** Set task **
Compile every line that includes the word "title".
------
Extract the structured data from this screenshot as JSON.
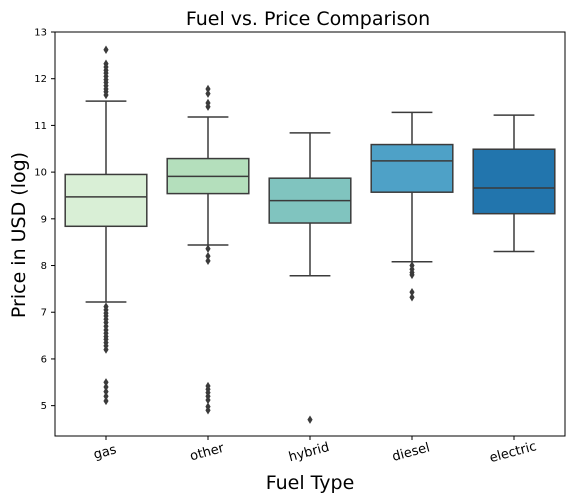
{
  "chart_data": {
    "type": "box",
    "title": "Fuel vs. Price Comparison",
    "xlabel": "Fuel Type",
    "ylabel": "Price in USD (log)",
    "ylim": [
      4.35,
      13.0
    ],
    "yticks": [
      5,
      6,
      7,
      8,
      9,
      10,
      11,
      12,
      13
    ],
    "ytick_labels": [
      "5",
      "6",
      "7",
      "8",
      "9",
      "10",
      "11",
      "12",
      "13"
    ],
    "xtick_rotation_deg": -15,
    "grid": false,
    "categories": [
      "gas",
      "other",
      "hybrid",
      "diesel",
      "electric"
    ],
    "boxes": [
      {
        "category": "gas",
        "color": "#d9efd6",
        "whisker_low": 7.22,
        "q1": 8.84,
        "median": 9.47,
        "q3": 9.95,
        "whisker_high": 11.52,
        "fliers": [
          12.62,
          12.32,
          12.25,
          12.18,
          12.12,
          12.05,
          11.98,
          11.92,
          11.85,
          11.78,
          11.72,
          11.65,
          7.12,
          7.05,
          6.98,
          6.92,
          6.85,
          6.78,
          6.7,
          6.62,
          6.55,
          6.48,
          6.42,
          6.35,
          6.28,
          6.2,
          5.5,
          5.4,
          5.3,
          5.2,
          5.1
        ]
      },
      {
        "category": "other",
        "color": "#b4dfbc",
        "whisker_low": 8.44,
        "q1": 9.54,
        "median": 9.91,
        "q3": 10.29,
        "whisker_high": 11.18,
        "fliers": [
          11.78,
          11.68,
          11.48,
          11.4,
          8.36,
          8.2,
          8.1,
          5.42,
          5.35,
          5.28,
          5.2,
          5.12,
          4.98,
          4.9
        ]
      },
      {
        "category": "hybrid",
        "color": "#80c4bf",
        "whisker_low": 7.78,
        "q1": 8.91,
        "median": 9.39,
        "q3": 9.87,
        "whisker_high": 10.84,
        "fliers": [
          4.7
        ]
      },
      {
        "category": "diesel",
        "color": "#4ea1c7",
        "whisker_low": 8.08,
        "q1": 9.57,
        "median": 10.24,
        "q3": 10.59,
        "whisker_high": 11.28,
        "fliers": [
          8.0,
          7.92,
          7.85,
          7.8,
          7.43,
          7.32
        ]
      },
      {
        "category": "electric",
        "color": "#2275ad",
        "whisker_low": 8.3,
        "q1": 9.11,
        "median": 9.66,
        "q3": 10.49,
        "whisker_high": 11.22,
        "fliers": []
      }
    ]
  },
  "colors": {
    "line": "#3b3b3b",
    "axis": "#000000"
  }
}
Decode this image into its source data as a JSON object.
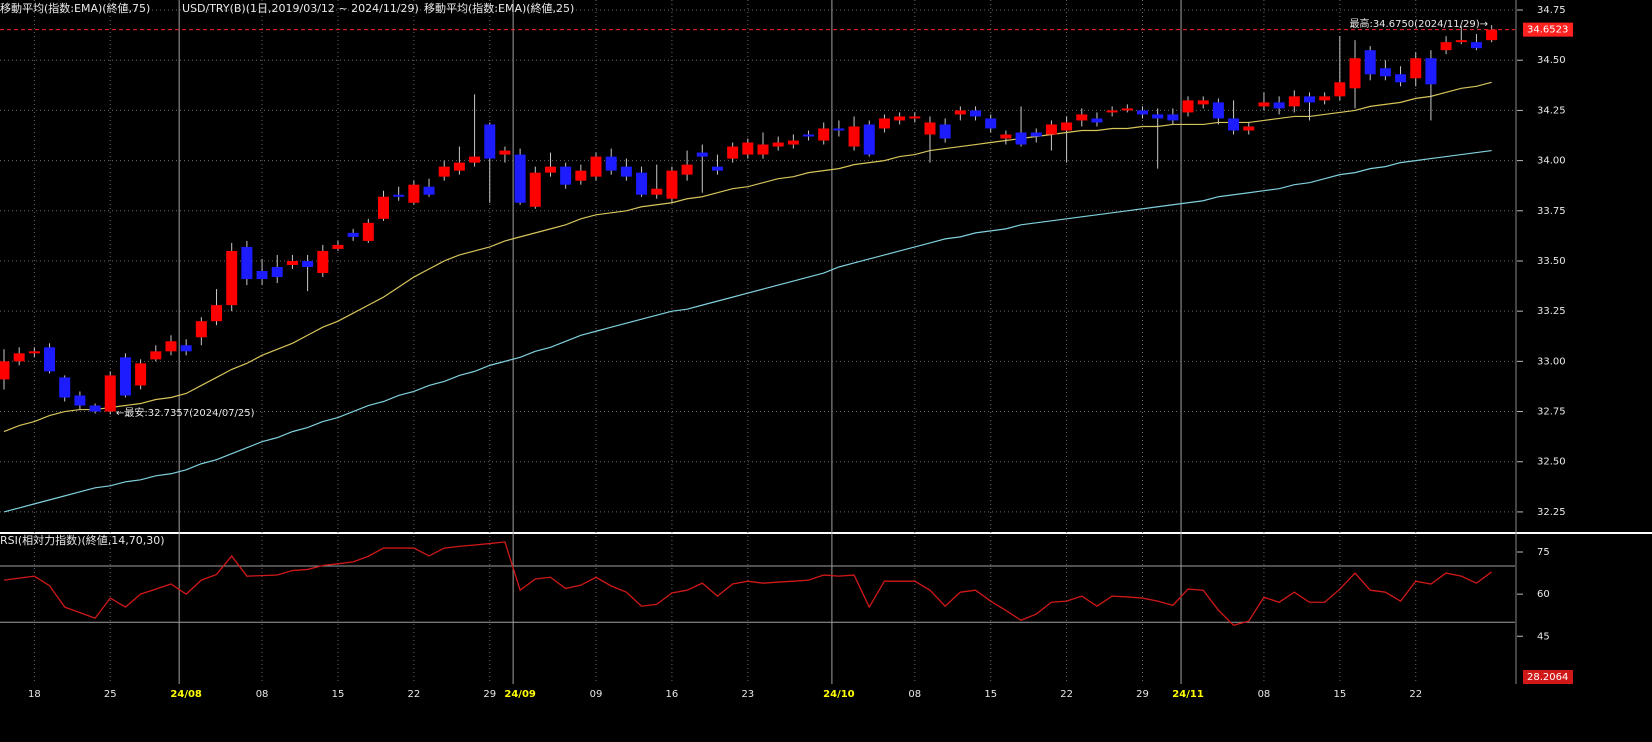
{
  "chart_data": [
    {
      "type": "candlestick",
      "title": "USD/TRY(B)(1日,2019/03/12 ~ 2024/11/29)",
      "categories": [
        null,
        null,
        "18",
        null,
        null,
        null,
        null,
        "25",
        null,
        null,
        null,
        null,
        "24/08",
        null,
        null,
        null,
        null,
        "08",
        null,
        null,
        null,
        null,
        "15",
        null,
        null,
        null,
        null,
        "22",
        null,
        null,
        null,
        null,
        "29",
        null,
        "24/09",
        null,
        null,
        null,
        null,
        "09",
        null,
        null,
        null,
        null,
        "16",
        null,
        null,
        null,
        null,
        "23",
        null,
        null,
        null,
        null,
        null,
        "24/10",
        null,
        null,
        null,
        null,
        "08",
        null,
        null,
        null,
        null,
        "15",
        null,
        null,
        null,
        null,
        "22",
        null,
        null,
        null,
        null,
        "29",
        null,
        null,
        "24/11",
        null,
        null,
        null,
        null,
        "08",
        null,
        null,
        null,
        null,
        "15",
        null,
        null,
        null,
        null,
        "22",
        null,
        null,
        null,
        null,
        null
      ],
      "open": [
        32.91,
        33.0,
        33.04,
        33.07,
        32.92,
        32.83,
        32.78,
        32.75,
        33.02,
        32.88,
        33.01,
        33.05,
        33.08,
        33.12,
        33.2,
        33.28,
        33.57,
        33.45,
        33.47,
        33.48,
        33.5,
        33.44,
        33.56,
        33.64,
        33.6,
        33.71,
        33.83,
        33.79,
        33.87,
        33.92,
        33.95,
        33.99,
        34.18,
        34.03,
        34.03,
        33.77,
        33.94,
        33.97,
        33.9,
        33.92,
        34.02,
        33.97,
        33.94,
        33.83,
        33.81,
        33.93,
        34.04,
        33.97,
        34.01,
        34.03,
        34.03,
        34.07,
        34.08,
        34.13,
        34.1,
        34.16,
        34.07,
        34.18,
        34.16,
        34.2,
        34.21,
        34.13,
        34.18,
        34.23,
        34.25,
        34.21,
        34.11,
        34.14,
        34.14,
        34.13,
        34.15,
        34.2,
        34.21,
        34.24,
        34.25,
        34.25,
        34.23,
        34.23,
        34.24,
        34.28,
        34.29,
        34.21,
        34.15,
        34.27,
        34.29,
        34.27,
        34.32,
        34.3,
        34.32,
        34.36,
        34.55,
        34.46,
        34.43,
        34.41,
        34.51,
        34.55,
        34.59,
        34.59,
        34.6
      ],
      "high": [
        33.06,
        33.07,
        33.07,
        33.09,
        32.93,
        32.85,
        32.79,
        32.95,
        33.04,
        33.01,
        33.08,
        33.13,
        33.11,
        33.22,
        33.36,
        33.59,
        33.6,
        33.51,
        33.53,
        33.53,
        33.53,
        33.58,
        33.6,
        33.66,
        33.71,
        33.85,
        33.87,
        33.9,
        33.91,
        34.0,
        34.07,
        34.33,
        34.19,
        34.07,
        34.06,
        33.97,
        34.04,
        33.99,
        33.98,
        34.04,
        34.06,
        34.01,
        33.97,
        33.98,
        33.97,
        34.05,
        34.08,
        34.03,
        34.09,
        34.11,
        34.14,
        34.12,
        34.13,
        34.15,
        34.19,
        34.2,
        34.22,
        34.2,
        34.23,
        34.24,
        34.24,
        34.22,
        34.21,
        34.27,
        34.27,
        34.23,
        34.15,
        34.27,
        34.16,
        34.2,
        34.22,
        34.26,
        34.24,
        34.27,
        34.28,
        34.27,
        34.26,
        34.26,
        34.32,
        34.32,
        34.31,
        34.3,
        34.19,
        34.34,
        34.32,
        34.35,
        34.34,
        34.34,
        34.62,
        34.6,
        34.57,
        34.5,
        34.47,
        34.54,
        34.55,
        34.62,
        34.67,
        34.63,
        34.675
      ],
      "low": [
        32.86,
        32.98,
        33.02,
        32.94,
        32.8,
        32.76,
        32.74,
        32.7357,
        32.82,
        32.86,
        33.0,
        33.03,
        33.03,
        33.08,
        33.18,
        33.25,
        33.38,
        33.38,
        33.39,
        33.46,
        33.35,
        33.42,
        33.55,
        33.6,
        33.59,
        33.7,
        33.8,
        33.78,
        33.82,
        33.9,
        33.93,
        33.97,
        33.79,
        33.99,
        33.78,
        33.76,
        33.92,
        33.86,
        33.88,
        33.9,
        33.93,
        33.9,
        33.82,
        33.81,
        33.79,
        33.9,
        33.84,
        33.93,
        33.99,
        34.01,
        34.01,
        34.05,
        34.06,
        34.1,
        34.08,
        34.12,
        34.05,
        34.02,
        34.14,
        34.18,
        34.19,
        33.99,
        34.09,
        34.2,
        34.2,
        34.14,
        34.08,
        34.07,
        34.09,
        34.05,
        33.99,
        34.17,
        34.17,
        34.22,
        34.24,
        34.21,
        33.96,
        34.18,
        34.22,
        34.26,
        34.18,
        34.13,
        34.13,
        34.25,
        34.23,
        34.24,
        34.2,
        34.28,
        34.3,
        34.26,
        34.4,
        34.4,
        34.37,
        34.37,
        34.2,
        34.53,
        34.58,
        34.55,
        34.59
      ],
      "close": [
        33.0,
        33.04,
        33.05,
        32.95,
        32.82,
        32.78,
        32.75,
        32.93,
        32.83,
        32.99,
        33.05,
        33.1,
        33.05,
        33.2,
        33.28,
        33.55,
        33.41,
        33.41,
        33.42,
        33.5,
        33.47,
        33.55,
        33.58,
        33.62,
        33.69,
        33.82,
        33.82,
        33.88,
        33.83,
        33.97,
        33.99,
        34.02,
        34.01,
        34.05,
        33.79,
        33.94,
        33.97,
        33.88,
        33.95,
        34.02,
        33.95,
        33.92,
        33.83,
        33.86,
        33.95,
        33.98,
        34.02,
        33.95,
        34.07,
        34.09,
        34.08,
        34.09,
        34.1,
        34.12,
        34.16,
        34.15,
        34.17,
        34.03,
        34.21,
        34.22,
        34.22,
        34.19,
        34.11,
        34.25,
        34.22,
        34.16,
        34.13,
        34.08,
        34.12,
        34.18,
        34.19,
        34.23,
        34.19,
        34.25,
        34.26,
        34.23,
        34.21,
        34.2,
        34.3,
        34.3,
        34.21,
        34.15,
        34.17,
        34.29,
        34.26,
        34.32,
        34.29,
        34.32,
        34.39,
        34.51,
        34.43,
        34.42,
        34.39,
        34.51,
        34.38,
        34.59,
        34.6,
        34.56,
        34.6523
      ],
      "up_color": "#ff0000",
      "down_color": "#1c1cff",
      "wick_color": "#c8c8c8",
      "series": [
        {
          "name": "移動平均(指数:EMA)(終値,75)",
          "color": "#7fd0dc",
          "values": [
            32.25,
            32.27,
            32.29,
            32.31,
            32.33,
            32.35,
            32.37,
            32.38,
            32.4,
            32.41,
            32.43,
            32.44,
            32.46,
            32.49,
            32.51,
            32.54,
            32.57,
            32.6,
            32.62,
            32.65,
            32.67,
            32.7,
            32.72,
            32.75,
            32.78,
            32.8,
            32.83,
            32.85,
            32.88,
            32.9,
            32.93,
            32.95,
            32.98,
            33.0,
            33.02,
            33.05,
            33.07,
            33.1,
            33.13,
            33.15,
            33.17,
            33.19,
            33.21,
            33.23,
            33.25,
            33.26,
            33.28,
            33.3,
            33.32,
            33.34,
            33.36,
            33.38,
            33.4,
            33.42,
            33.44,
            33.47,
            33.49,
            33.51,
            33.53,
            33.55,
            33.57,
            33.59,
            33.61,
            33.62,
            33.64,
            33.65,
            33.66,
            33.68,
            33.69,
            33.7,
            33.71,
            33.72,
            33.73,
            33.74,
            33.75,
            33.76,
            33.77,
            33.78,
            33.79,
            33.8,
            33.82,
            33.83,
            33.84,
            33.85,
            33.86,
            33.88,
            33.89,
            33.91,
            33.93,
            33.94,
            33.96,
            33.97,
            33.99,
            34.0,
            34.01,
            34.02,
            34.03,
            34.04,
            34.05
          ]
        },
        {
          "name": "移動平均(指数:EMA)(終値,25)",
          "color": "#d6c45a",
          "values": [
            32.65,
            32.68,
            32.7,
            32.73,
            32.75,
            32.76,
            32.76,
            32.77,
            32.78,
            32.79,
            32.81,
            32.82,
            32.84,
            32.88,
            32.92,
            32.96,
            32.99,
            33.03,
            33.06,
            33.09,
            33.13,
            33.17,
            33.2,
            33.24,
            33.28,
            33.32,
            33.37,
            33.42,
            33.46,
            33.5,
            33.53,
            33.55,
            33.57,
            33.6,
            33.62,
            33.64,
            33.66,
            33.68,
            33.71,
            33.73,
            33.74,
            33.75,
            33.77,
            33.78,
            33.79,
            33.81,
            33.82,
            33.84,
            33.86,
            33.87,
            33.89,
            33.91,
            33.92,
            33.94,
            33.95,
            33.96,
            33.98,
            33.99,
            34.0,
            34.02,
            34.03,
            34.05,
            34.06,
            34.07,
            34.08,
            34.09,
            34.1,
            34.11,
            34.12,
            34.13,
            34.14,
            34.15,
            34.15,
            34.16,
            34.16,
            34.17,
            34.17,
            34.18,
            34.18,
            34.18,
            34.19,
            34.19,
            34.19,
            34.2,
            34.21,
            34.22,
            34.22,
            34.23,
            34.24,
            34.25,
            34.27,
            34.28,
            34.29,
            34.31,
            34.32,
            34.34,
            34.36,
            34.37,
            34.39
          ]
        }
      ],
      "ylim": [
        32.15,
        34.79
      ],
      "yticks": [
        34.75,
        {
          "value": 34.5,
          "label": "34.50"
        },
        34.25,
        {
          "value": 34,
          "label": "34.00"
        },
        33.75,
        {
          "value": 33.5,
          "label": "33.50"
        },
        33.25,
        {
          "value": 33,
          "label": "33.00"
        },
        32.75,
        {
          "value": 32.5,
          "label": "32.50"
        },
        32.25
      ],
      "grid": true,
      "last_price": 34.6523,
      "last_price_color": "#ff2020",
      "annotations": [
        "最高:34.6750(2024/11/29)→",
        "←最安:32.7357(2024/07/25)"
      ]
    },
    {
      "type": "line",
      "title": "RSI(相対力指数)(終値,14,70,30)",
      "color": "#d01818",
      "values": [
        65,
        65.7,
        66.4,
        63,
        55.4,
        53.4,
        51.4,
        58.6,
        55.4,
        60,
        61.8,
        63.6,
        60,
        65,
        67,
        73.6,
        66.4,
        66.6,
        66.8,
        68.4,
        68.8,
        70.2,
        70.8,
        71.5,
        73.5,
        76.4,
        76.4,
        76.4,
        73.6,
        76.4,
        77,
        77.5,
        78,
        78.6,
        61.4,
        65.4,
        66,
        62,
        63.2,
        66,
        62.9,
        60.7,
        55.7,
        56.4,
        60.4,
        61.4,
        63.9,
        59.3,
        63.6,
        64.6,
        63.9,
        64.3,
        64.6,
        65,
        66.8,
        66.4,
        66.8,
        55.4,
        64.6,
        64.6,
        64.6,
        61.4,
        55.7,
        60.7,
        61.4,
        57.5,
        54.2,
        50.7,
        52.9,
        57.1,
        57.5,
        59.3,
        55.7,
        59.3,
        59,
        58.6,
        57.5,
        56,
        61.8,
        61.4,
        54.3,
        48.9,
        50.4,
        58.9,
        57.1,
        60.7,
        57.1,
        57.1,
        61.8,
        67.5,
        61.4,
        60.7,
        57.5,
        64.6,
        63.6,
        67.5,
        66.4,
        63.9,
        67.9
      ],
      "ylim": [
        28,
        80.7
      ],
      "yticks": [
        75,
        60,
        45
      ],
      "levels": [
        70,
        50
      ],
      "marker": 28.2064
    }
  ]
}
------
** Result of this task **
    "title": "Fuel vs. Price Comparison",
      "title": "USD/TRY(B)(1日,2019/03/12 ~ 2024/11/29)",
      "title": "RSI(相対力指数)(終値,14,70,30)",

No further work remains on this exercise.